### What you need to do
Your task is to retype each line of the data below exactly.
Begin Extracted information
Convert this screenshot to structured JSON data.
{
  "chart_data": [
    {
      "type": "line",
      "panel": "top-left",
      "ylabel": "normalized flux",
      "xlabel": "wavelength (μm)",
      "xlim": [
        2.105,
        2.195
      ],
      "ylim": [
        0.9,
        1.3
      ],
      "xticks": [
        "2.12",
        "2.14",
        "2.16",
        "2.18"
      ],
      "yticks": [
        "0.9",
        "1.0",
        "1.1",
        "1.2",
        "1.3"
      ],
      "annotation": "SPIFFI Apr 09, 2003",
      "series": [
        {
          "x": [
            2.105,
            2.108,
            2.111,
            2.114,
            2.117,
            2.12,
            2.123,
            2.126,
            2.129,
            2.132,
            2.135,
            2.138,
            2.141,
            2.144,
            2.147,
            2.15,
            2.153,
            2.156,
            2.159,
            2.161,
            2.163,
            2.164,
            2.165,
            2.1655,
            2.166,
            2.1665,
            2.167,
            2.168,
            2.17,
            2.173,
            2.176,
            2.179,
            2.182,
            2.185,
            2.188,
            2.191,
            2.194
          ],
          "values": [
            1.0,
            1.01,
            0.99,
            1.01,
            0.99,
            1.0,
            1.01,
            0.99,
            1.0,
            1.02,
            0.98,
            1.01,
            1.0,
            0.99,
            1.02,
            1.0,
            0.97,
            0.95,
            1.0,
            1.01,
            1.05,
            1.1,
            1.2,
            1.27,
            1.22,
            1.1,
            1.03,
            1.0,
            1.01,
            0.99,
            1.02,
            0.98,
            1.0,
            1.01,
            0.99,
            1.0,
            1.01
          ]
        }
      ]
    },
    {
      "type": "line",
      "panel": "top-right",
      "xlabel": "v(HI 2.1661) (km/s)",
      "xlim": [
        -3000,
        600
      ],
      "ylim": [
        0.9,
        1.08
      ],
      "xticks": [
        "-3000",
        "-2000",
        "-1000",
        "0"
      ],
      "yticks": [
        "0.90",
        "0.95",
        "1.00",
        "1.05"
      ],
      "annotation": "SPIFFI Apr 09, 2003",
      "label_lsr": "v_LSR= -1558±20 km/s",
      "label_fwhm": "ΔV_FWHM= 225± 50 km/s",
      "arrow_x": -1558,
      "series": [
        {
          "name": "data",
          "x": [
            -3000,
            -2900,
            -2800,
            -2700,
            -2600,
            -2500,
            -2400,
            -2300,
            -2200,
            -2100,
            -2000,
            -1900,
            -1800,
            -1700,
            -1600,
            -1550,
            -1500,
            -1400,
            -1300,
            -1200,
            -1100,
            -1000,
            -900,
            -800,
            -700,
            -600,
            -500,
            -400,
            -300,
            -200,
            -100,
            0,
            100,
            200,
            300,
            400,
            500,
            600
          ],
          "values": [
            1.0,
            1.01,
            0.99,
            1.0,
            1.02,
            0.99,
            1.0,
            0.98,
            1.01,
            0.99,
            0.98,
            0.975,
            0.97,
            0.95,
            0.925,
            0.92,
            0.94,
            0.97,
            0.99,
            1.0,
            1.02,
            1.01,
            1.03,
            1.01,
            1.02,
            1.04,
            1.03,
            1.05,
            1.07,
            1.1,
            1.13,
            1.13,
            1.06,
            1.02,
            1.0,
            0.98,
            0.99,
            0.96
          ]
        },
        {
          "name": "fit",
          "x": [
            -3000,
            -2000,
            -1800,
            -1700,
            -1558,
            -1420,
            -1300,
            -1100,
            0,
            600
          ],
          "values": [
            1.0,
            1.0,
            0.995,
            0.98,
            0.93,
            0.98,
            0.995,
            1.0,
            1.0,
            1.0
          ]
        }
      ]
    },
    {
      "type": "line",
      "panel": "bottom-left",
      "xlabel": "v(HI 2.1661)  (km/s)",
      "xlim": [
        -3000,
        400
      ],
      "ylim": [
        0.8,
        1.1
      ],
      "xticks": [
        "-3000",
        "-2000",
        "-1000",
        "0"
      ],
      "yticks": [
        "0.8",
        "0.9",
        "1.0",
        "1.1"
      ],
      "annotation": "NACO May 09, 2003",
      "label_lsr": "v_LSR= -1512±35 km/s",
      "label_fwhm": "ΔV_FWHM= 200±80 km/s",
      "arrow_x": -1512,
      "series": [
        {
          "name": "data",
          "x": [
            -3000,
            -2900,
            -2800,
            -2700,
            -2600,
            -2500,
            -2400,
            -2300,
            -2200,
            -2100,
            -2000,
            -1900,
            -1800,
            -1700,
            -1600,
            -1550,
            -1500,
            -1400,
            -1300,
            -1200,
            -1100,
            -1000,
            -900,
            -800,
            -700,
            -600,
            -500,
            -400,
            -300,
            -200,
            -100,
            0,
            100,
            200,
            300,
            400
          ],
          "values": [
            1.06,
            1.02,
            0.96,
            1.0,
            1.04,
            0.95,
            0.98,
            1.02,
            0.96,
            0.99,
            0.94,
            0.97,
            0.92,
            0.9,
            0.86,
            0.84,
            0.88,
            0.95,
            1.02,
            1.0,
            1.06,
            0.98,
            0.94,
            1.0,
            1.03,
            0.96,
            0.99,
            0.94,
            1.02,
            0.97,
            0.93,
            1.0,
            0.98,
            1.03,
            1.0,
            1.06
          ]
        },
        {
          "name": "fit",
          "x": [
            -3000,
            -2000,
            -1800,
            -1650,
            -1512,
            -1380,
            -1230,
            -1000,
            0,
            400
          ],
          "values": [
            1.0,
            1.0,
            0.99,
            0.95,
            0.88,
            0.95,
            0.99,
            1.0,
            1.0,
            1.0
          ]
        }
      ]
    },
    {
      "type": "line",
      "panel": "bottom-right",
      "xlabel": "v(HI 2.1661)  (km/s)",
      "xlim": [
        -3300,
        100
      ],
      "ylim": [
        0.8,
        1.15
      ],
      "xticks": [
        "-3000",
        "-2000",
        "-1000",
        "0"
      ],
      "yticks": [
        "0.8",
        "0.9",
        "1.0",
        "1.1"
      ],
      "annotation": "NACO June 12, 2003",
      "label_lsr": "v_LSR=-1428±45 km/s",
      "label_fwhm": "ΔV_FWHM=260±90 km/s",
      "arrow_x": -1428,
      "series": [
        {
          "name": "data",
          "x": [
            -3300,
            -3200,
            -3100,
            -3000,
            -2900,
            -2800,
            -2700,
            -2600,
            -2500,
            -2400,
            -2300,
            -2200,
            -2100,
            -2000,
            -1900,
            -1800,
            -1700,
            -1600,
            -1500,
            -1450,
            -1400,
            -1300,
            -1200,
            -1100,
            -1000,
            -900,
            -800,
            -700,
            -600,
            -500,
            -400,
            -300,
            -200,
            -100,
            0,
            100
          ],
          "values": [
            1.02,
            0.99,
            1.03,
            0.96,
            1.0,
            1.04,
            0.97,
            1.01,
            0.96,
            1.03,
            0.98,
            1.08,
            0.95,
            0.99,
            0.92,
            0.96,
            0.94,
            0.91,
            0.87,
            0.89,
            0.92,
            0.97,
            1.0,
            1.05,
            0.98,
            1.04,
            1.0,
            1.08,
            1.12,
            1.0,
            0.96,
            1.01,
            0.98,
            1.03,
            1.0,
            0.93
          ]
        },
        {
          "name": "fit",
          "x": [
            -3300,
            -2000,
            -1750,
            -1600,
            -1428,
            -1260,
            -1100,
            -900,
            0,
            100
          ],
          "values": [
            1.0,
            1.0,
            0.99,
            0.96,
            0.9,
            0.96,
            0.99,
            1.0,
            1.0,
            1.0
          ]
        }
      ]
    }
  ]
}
End Extracted information
### Solution to this task
Convert this screenshot to structured JSON data.
{
  "chart_data": [
    {
      "type": "line",
      "panel": "top-left",
      "ylabel": "normalized flux",
      "xlabel": "wavelength (μm)",
      "xlim": [
        2.105,
        2.195
      ],
      "ylim": [
        0.9,
        1.3
      ],
      "xticks": [
        "2.12",
        "2.14",
        "2.16",
        "2.18"
      ],
      "yticks": [
        "0.9",
        "1.0",
        "1.1",
        "1.2",
        "1.3"
      ],
      "annotation": "SPIFFI Apr 09, 2003",
      "series": [
        {
          "x": [
            2.105,
            2.108,
            2.111,
            2.114,
            2.117,
            2.12,
            2.123,
            2.126,
            2.129,
            2.132,
            2.135,
            2.138,
            2.141,
            2.144,
            2.147,
            2.15,
            2.153,
            2.156,
            2.159,
            2.161,
            2.163,
            2.164,
            2.165,
            2.1655,
            2.166,
            2.1665,
            2.167,
            2.168,
            2.17,
            2.173,
            2.176,
            2.179,
            2.182,
            2.185,
            2.188,
            2.191,
            2.194
          ],
          "values": [
            1.0,
            1.01,
            0.99,
            1.01,
            0.99,
            1.0,
            1.01,
            0.99,
            1.0,
            1.02,
            0.98,
            1.01,
            1.0,
            0.99,
            1.02,
            1.0,
            0.97,
            0.95,
            1.0,
            1.01,
            1.05,
            1.1,
            1.2,
            1.27,
            1.22,
            1.1,
            1.03,
            1.0,
            1.01,
            0.99,
            1.02,
            0.98,
            1.0,
            1.01,
            0.99,
            1.0,
            1.01
          ]
        }
      ]
    },
    {
      "type": "line",
      "panel": "top-right",
      "xlabel": "v(HI 2.1661) (km/s)",
      "xlim": [
        -3000,
        600
      ],
      "ylim": [
        0.9,
        1.08
      ],
      "xticks": [
        "-3000",
        "-2000",
        "-1000",
        "0"
      ],
      "yticks": [
        "0.90",
        "0.95",
        "1.00",
        "1.05"
      ],
      "annotation": "SPIFFI Apr 09, 2003",
      "label_lsr": "v_LSR= -1558±20 km/s",
      "label_fwhm": "ΔV_FWHM= 225± 50 km/s",
      "arrow_x": -1558,
      "series": [
        {
          "name": "data",
          "x": [
            -3000,
            -2900,
            -2800,
            -2700,
            -2600,
            -2500,
            -2400,
            -2300,
            -2200,
            -2100,
            -2000,
            -1900,
            -1800,
            -1700,
            -1600,
            -1550,
            -1500,
            -1400,
            -1300,
            -1200,
            -1100,
            -1000,
            -900,
            -800,
            -700,
            -600,
            -500,
            -400,
            -300,
            -200,
            -100,
            0,
            100,
            200,
            300,
            400,
            500,
            600
          ],
          "values": [
            1.0,
            1.01,
            0.99,
            1.0,
            1.02,
            0.99,
            1.0,
            0.98,
            1.01,
            0.99,
            0.98,
            0.975,
            0.97,
            0.95,
            0.925,
            0.92,
            0.94,
            0.97,
            0.99,
            1.0,
            1.02,
            1.01,
            1.03,
            1.01,
            1.02,
            1.04,
            1.03,
            1.05,
            1.07,
            1.1,
            1.13,
            1.13,
            1.06,
            1.02,
            1.0,
            0.98,
            0.99,
            0.96
          ]
        },
        {
          "name": "fit",
          "x": [
            -3000,
            -2000,
            -1800,
            -1700,
            -1558,
            -1420,
            -1300,
            -1100,
            0,
            600
          ],
          "values": [
            1.0,
            1.0,
            0.995,
            0.98,
            0.93,
            0.98,
            0.995,
            1.0,
            1.0,
            1.0
          ]
        }
      ]
    },
    {
      "type": "line",
      "panel": "bottom-left",
      "xlabel": "v(HI 2.1661)  (km/s)",
      "xlim": [
        -3000,
        400
      ],
      "ylim": [
        0.8,
        1.1
      ],
      "xticks": [
        "-3000",
        "-2000",
        "-1000",
        "0"
      ],
      "yticks": [
        "0.8",
        "0.9",
        "1.0",
        "1.1"
      ],
      "annotation": "NACO May 09, 2003",
      "label_lsr": "v_LSR= -1512±35 km/s",
      "label_fwhm": "ΔV_FWHM= 200±80 km/s",
      "arrow_x": -1512,
      "series": [
        {
          "name": "data",
          "x": [
            -3000,
            -2900,
            -2800,
            -2700,
            -2600,
            -2500,
            -2400,
            -2300,
            -2200,
            -2100,
            -2000,
            -1900,
            -1800,
            -1700,
            -1600,
            -1550,
            -1500,
            -1400,
            -1300,
            -1200,
            -1100,
            -1000,
            -900,
            -800,
            -700,
            -600,
            -500,
            -400,
            -300,
            -200,
            -100,
            0,
            100,
            200,
            300,
            400
          ],
          "values": [
            1.06,
            1.02,
            0.96,
            1.0,
            1.04,
            0.95,
            0.98,
            1.02,
            0.96,
            0.99,
            0.94,
            0.97,
            0.92,
            0.9,
            0.86,
            0.84,
            0.88,
            0.95,
            1.02,
            1.0,
            1.06,
            0.98,
            0.94,
            1.0,
            1.03,
            0.96,
            0.99,
            0.94,
            1.02,
            0.97,
            0.93,
            1.0,
            0.98,
            1.03,
            1.0,
            1.06
          ]
        },
        {
          "name": "fit",
          "x": [
            -3000,
            -2000,
            -1800,
            -1650,
            -1512,
            -1380,
            -1230,
            -1000,
            0,
            400
          ],
          "values": [
            1.0,
            1.0,
            0.99,
            0.95,
            0.88,
            0.95,
            0.99,
            1.0,
            1.0,
            1.0
          ]
        }
      ]
    },
    {
      "type": "line",
      "panel": "bottom-right",
      "xlabel": "v(HI 2.1661)  (km/s)",
      "xlim": [
        -3300,
        100
      ],
      "ylim": [
        0.8,
        1.15
      ],
      "xticks": [
        "-3000",
        "-2000",
        "-1000",
        "0"
      ],
      "yticks": [
        "0.8",
        "0.9",
        "1.0",
        "1.1"
      ],
      "annotation": "NACO June 12, 2003",
      "label_lsr": "v_LSR=-1428±45 km/s",
      "label_fwhm": "ΔV_FWHM=260±90 km/s",
      "arrow_x": -1428,
      "series": [
        {
          "name": "data",
          "x": [
            -3300,
            -3200,
            -3100,
            -3000,
            -2900,
            -2800,
            -2700,
            -2600,
            -2500,
            -2400,
            -2300,
            -2200,
            -2100,
            -2000,
            -1900,
            -1800,
            -1700,
            -1600,
            -1500,
            -1450,
            -1400,
            -1300,
            -1200,
            -1100,
            -1000,
            -900,
            -800,
            -700,
            -600,
            -500,
            -400,
            -300,
            -200,
            -100,
            0,
            100
          ],
          "values": [
            1.02,
            0.99,
            1.03,
            0.96,
            1.0,
            1.04,
            0.97,
            1.01,
            0.96,
            1.03,
            0.98,
            1.08,
            0.95,
            0.99,
            0.92,
            0.96,
            0.94,
            0.91,
            0.87,
            0.89,
            0.92,
            0.97,
            1.0,
            1.05,
            0.98,
            1.04,
            1.0,
            1.08,
            1.12,
            1.0,
            0.96,
            1.01,
            0.98,
            1.03,
            1.0,
            0.93
          ]
        },
        {
          "name": "fit",
          "x": [
            -3300,
            -2000,
            -1750,
            -1600,
            -1428,
            -1260,
            -1100,
            -900,
            0,
            100
          ],
          "values": [
            1.0,
            1.0,
            0.99,
            0.96,
            0.9,
            0.96,
            0.99,
            1.0,
            1.0,
            1.0
          ]
        }
      ]
    }
  ]
}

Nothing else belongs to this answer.